* [Goal] Restate the listing below word for word, omitting any images.
start Data provided
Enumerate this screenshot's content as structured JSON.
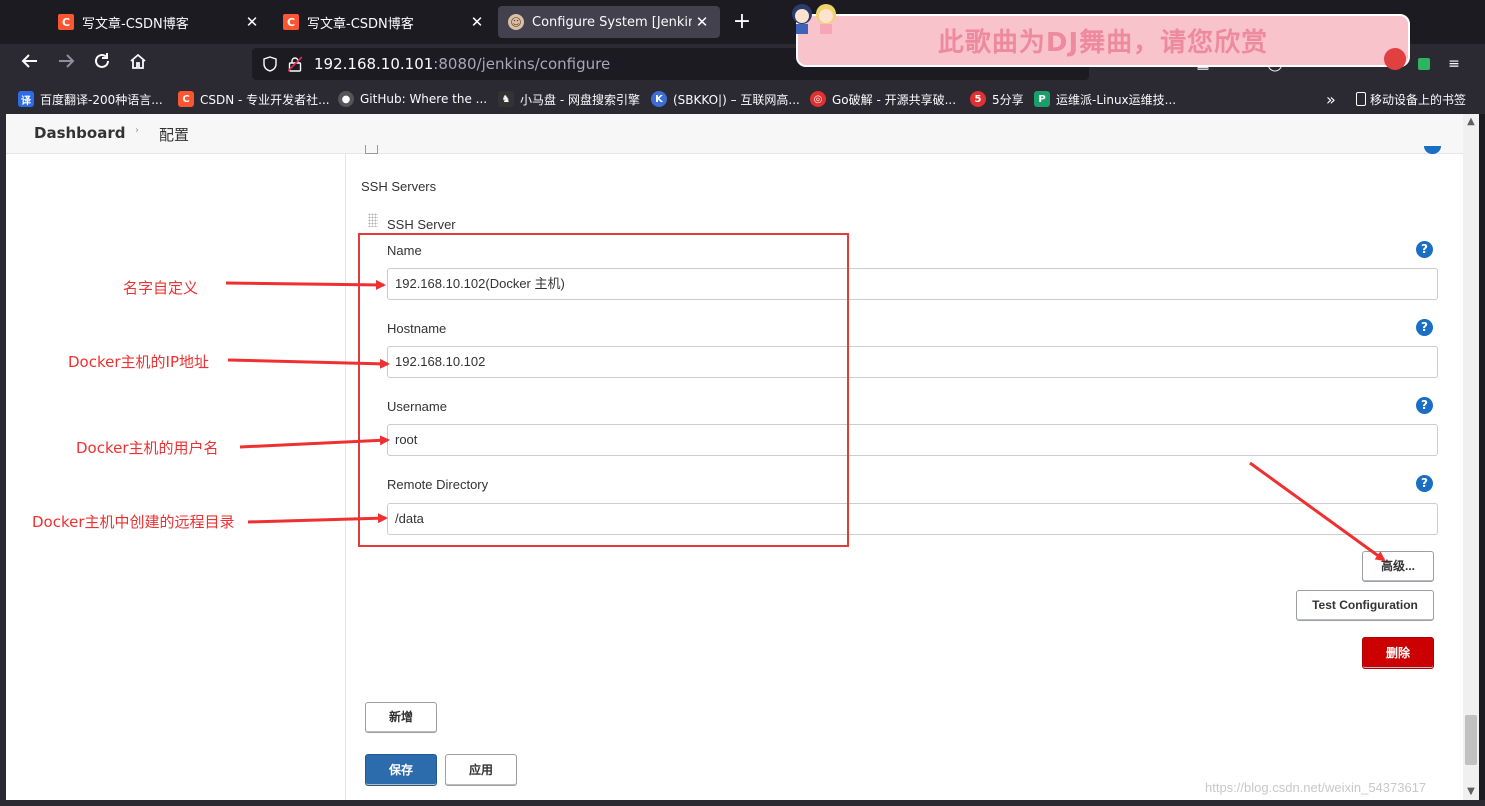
{
  "browser": {
    "tabs": [
      {
        "title": "写文章-CSDN博客",
        "icon": "csdn-icon",
        "active": false
      },
      {
        "title": "写文章-CSDN博客",
        "icon": "csdn-icon",
        "active": false
      },
      {
        "title": "Configure System [Jenkins]",
        "icon": "jenkins-icon",
        "active": true
      }
    ],
    "tab_close_glyph": "✕",
    "new_tab_glyph": "+",
    "url_host": "192.168.10.101",
    "url_path": ":8080/jenkins/configure",
    "banner_text": "此歌曲为DJ舞曲，请您欣赏",
    "bookmarks": [
      {
        "label": "百度翻译-200种语言...",
        "icon": "translate-icon",
        "color": "#2e6be6",
        "glyph": "译"
      },
      {
        "label": "CSDN - 专业开发者社...",
        "icon": "csdn-icon",
        "color": "#fc5531",
        "glyph": "C"
      },
      {
        "label": "GitHub: Where the ...",
        "icon": "github-icon",
        "color": "#555555",
        "glyph": "●"
      },
      {
        "label": "小马盘 - 网盘搜索引擎",
        "icon": "horse-icon",
        "color": "#333333",
        "glyph": "♞"
      },
      {
        "label": "(SBKKO|) – 互联网高...",
        "icon": "k-icon",
        "color": "#3b6fd6",
        "glyph": "K"
      },
      {
        "label": "Go破解 - 开源共享破...",
        "icon": "go-icon",
        "color": "#e03030",
        "glyph": "◎"
      },
      {
        "label": "5分享",
        "icon": "five-icon",
        "color": "#e03030",
        "glyph": "5"
      },
      {
        "label": "运维派-Linux运维技...",
        "icon": "ops-icon",
        "color": "#1a9e6a",
        "glyph": "P"
      }
    ],
    "bookmarks_overflow": "»",
    "mobile_bookmarks": "移动设备上的书签"
  },
  "breadcrumb": {
    "dashboard": "Dashboard",
    "separator": "›",
    "current": "配置"
  },
  "form": {
    "section_title": "SSH Servers",
    "server_title": "SSH Server",
    "name_label": "Name",
    "name_value": "192.168.10.102(Docker 主机)",
    "hostname_label": "Hostname",
    "hostname_value": "192.168.10.102",
    "username_label": "Username",
    "username_value": "root",
    "remote_dir_label": "Remote Directory",
    "remote_dir_value": "/data",
    "help_glyph": "?",
    "advanced_button": "高级...",
    "test_button": "Test Configuration",
    "delete_button": "删除",
    "add_button": "新增",
    "save_button": "保存",
    "apply_button": "应用"
  },
  "annotations": {
    "name_note": "名字自定义",
    "hostname_note": "Docker主机的IP地址",
    "username_note": "Docker主机的用户名",
    "remote_dir_note": "Docker主机中创建的远程目录",
    "color": "#f03030"
  },
  "watermark": "https://blog.csdn.net/weixin_54373617"
}
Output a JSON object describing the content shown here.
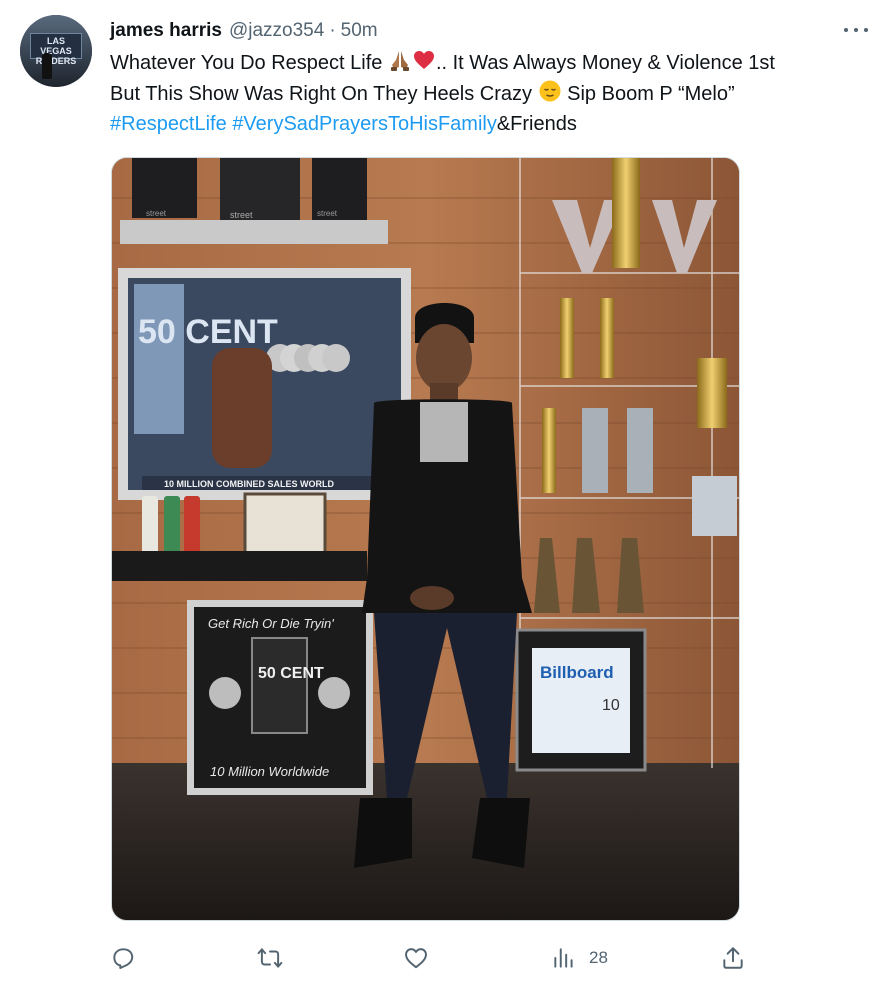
{
  "tweet": {
    "author_name": "james harris",
    "author_handle": "@jazzo354",
    "separator": "·",
    "timestamp": "50m",
    "avatar_text": "LAS VEGAS RAIDERS",
    "text_line1_a": "Whatever You Do Respect Life",
    "text_line1_b": ".. It Was Always Money & Violence 1st",
    "text_line2_a": "But This Show Was Right On They Heels Crazy",
    "text_line2_b": "Sip Boom P “Melo”",
    "hashtag1": "#RespectLife",
    "hashtag2": "#VerySadPrayersToHisFamily",
    "text_line3_tail": "&Friends",
    "emojis": [
      "praying-hands-emoji",
      "red-heart-emoji",
      "relieved-face-emoji"
    ]
  },
  "media": {
    "plaque_top_text": "10 MILLION COMBINED SALES WORLD",
    "plaque_big_text": "50 CENT",
    "plaque2_title": "Get Rich Or Die Tryin'",
    "plaque2_logo": "50 CENT",
    "plaque2_footer": "10 Million Worldwide",
    "billboard_text": "Billboard",
    "billboard_year": "10",
    "shelf_text_1": "street",
    "shelf_text_2": "street",
    "shelf_text_3": "street"
  },
  "actions": {
    "reply_count": "",
    "retweet_count": "",
    "like_count": "",
    "views_count": "28"
  },
  "colors": {
    "link": "#1d9bf0",
    "secondary_text": "#536471",
    "primary_text": "#0f1419"
  }
}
end Data provided
* [Result of the exercise]
Enumerate this screenshot's content as structured JSON.
{
  "browser": {
    "tabs": [
      {
        "title": "写文章-CSDN博客",
        "icon": "csdn-icon",
        "active": false
      },
      {
        "title": "写文章-CSDN博客",
        "icon": "csdn-icon",
        "active": false
      },
      {
        "title": "Configure System [Jenkins]",
        "icon": "jenkins-icon",
        "active": true
      }
    ],
    "tab_close_glyph": "✕",
    "new_tab_glyph": "+",
    "url_host": "192.168.10.101",
    "url_path": ":8080/jenkins/configure",
    "banner_text": "此歌曲为DJ舞曲，请您欣赏",
    "bookmarks": [
      {
        "label": "百度翻译-200种语言...",
        "icon": "translate-icon",
        "color": "#2e6be6",
        "glyph": "译"
      },
      {
        "label": "CSDN - 专业开发者社...",
        "icon": "csdn-icon",
        "color": "#fc5531",
        "glyph": "C"
      },
      {
        "label": "GitHub: Where the ...",
        "icon": "github-icon",
        "color": "#555555",
        "glyph": "●"
      },
      {
        "label": "小马盘 - 网盘搜索引擎",
        "icon": "horse-icon",
        "color": "#333333",
        "glyph": "♞"
      },
      {
        "label": "(SBKKO|) – 互联网高...",
        "icon": "k-icon",
        "color": "#3b6fd6",
        "glyph": "K"
      },
      {
        "label": "Go破解 - 开源共享破...",
        "icon": "go-icon",
        "color": "#e03030",
        "glyph": "◎"
      },
      {
        "label": "5分享",
        "icon": "five-icon",
        "color": "#e03030",
        "glyph": "5"
      },
      {
        "label": "运维派-Linux运维技...",
        "icon": "ops-icon",
        "color": "#1a9e6a",
        "glyph": "P"
      }
    ],
    "bookmarks_overflow": "»",
    "mobile_bookmarks": "移动设备上的书签"
  },
  "breadcrumb": {
    "dashboard": "Dashboard",
    "separator": "›",
    "current": "配置"
  },
  "form": {
    "section_title": "SSH Servers",
    "server_title": "SSH Server",
    "name_label": "Name",
    "name_value": "192.168.10.102(Docker 主机)",
    "hostname_label": "Hostname",
    "hostname_value": "192.168.10.102",
    "username_label": "Username",
    "username_value": "root",
    "remote_dir_label": "Remote Directory",
    "remote_dir_value": "/data",
    "help_glyph": "?",
    "advanced_button": "高级...",
    "test_button": "Test Configuration",
    "delete_button": "删除",
    "add_button": "新增",
    "save_button": "保存",
    "apply_button": "应用"
  },
  "annotations": {
    "name_note": "名字自定义",
    "hostname_note": "Docker主机的IP地址",
    "username_note": "Docker主机的用户名",
    "remote_dir_note": "Docker主机中创建的远程目录",
    "color": "#f03030"
  },
  "watermark": "https://blog.csdn.net/weixin_54373617"
}
Output a JSON object describing the content shown here.
{
  "tweet": {
    "author_name": "james harris",
    "author_handle": "@jazzo354",
    "separator": "·",
    "timestamp": "50m",
    "avatar_text": "LAS VEGAS RAIDERS",
    "text_line1_a": "Whatever You Do Respect Life",
    "text_line1_b": ".. It Was Always Money & Violence 1st",
    "text_line2_a": "But This Show Was Right On They Heels Crazy",
    "text_line2_b": "Sip Boom P “Melo”",
    "hashtag1": "#RespectLife",
    "hashtag2": "#VerySadPrayersToHisFamily",
    "text_line3_tail": "&Friends",
    "emojis": [
      "praying-hands-emoji",
      "red-heart-emoji",
      "relieved-face-emoji"
    ]
  },
  "media": {
    "plaque_top_text": "10 MILLION COMBINED SALES WORLD",
    "plaque_big_text": "50 CENT",
    "plaque2_title": "Get Rich Or Die Tryin'",
    "plaque2_logo": "50 CENT",
    "plaque2_footer": "10 Million Worldwide",
    "billboard_text": "Billboard",
    "billboard_year": "10",
    "shelf_text_1": "street",
    "shelf_text_2": "street",
    "shelf_text_3": "street"
  },
  "actions": {
    "reply_count": "",
    "retweet_count": "",
    "like_count": "",
    "views_count": "28"
  },
  "colors": {
    "link": "#1d9bf0",
    "secondary_text": "#536471",
    "primary_text": "#0f1419"
  }
}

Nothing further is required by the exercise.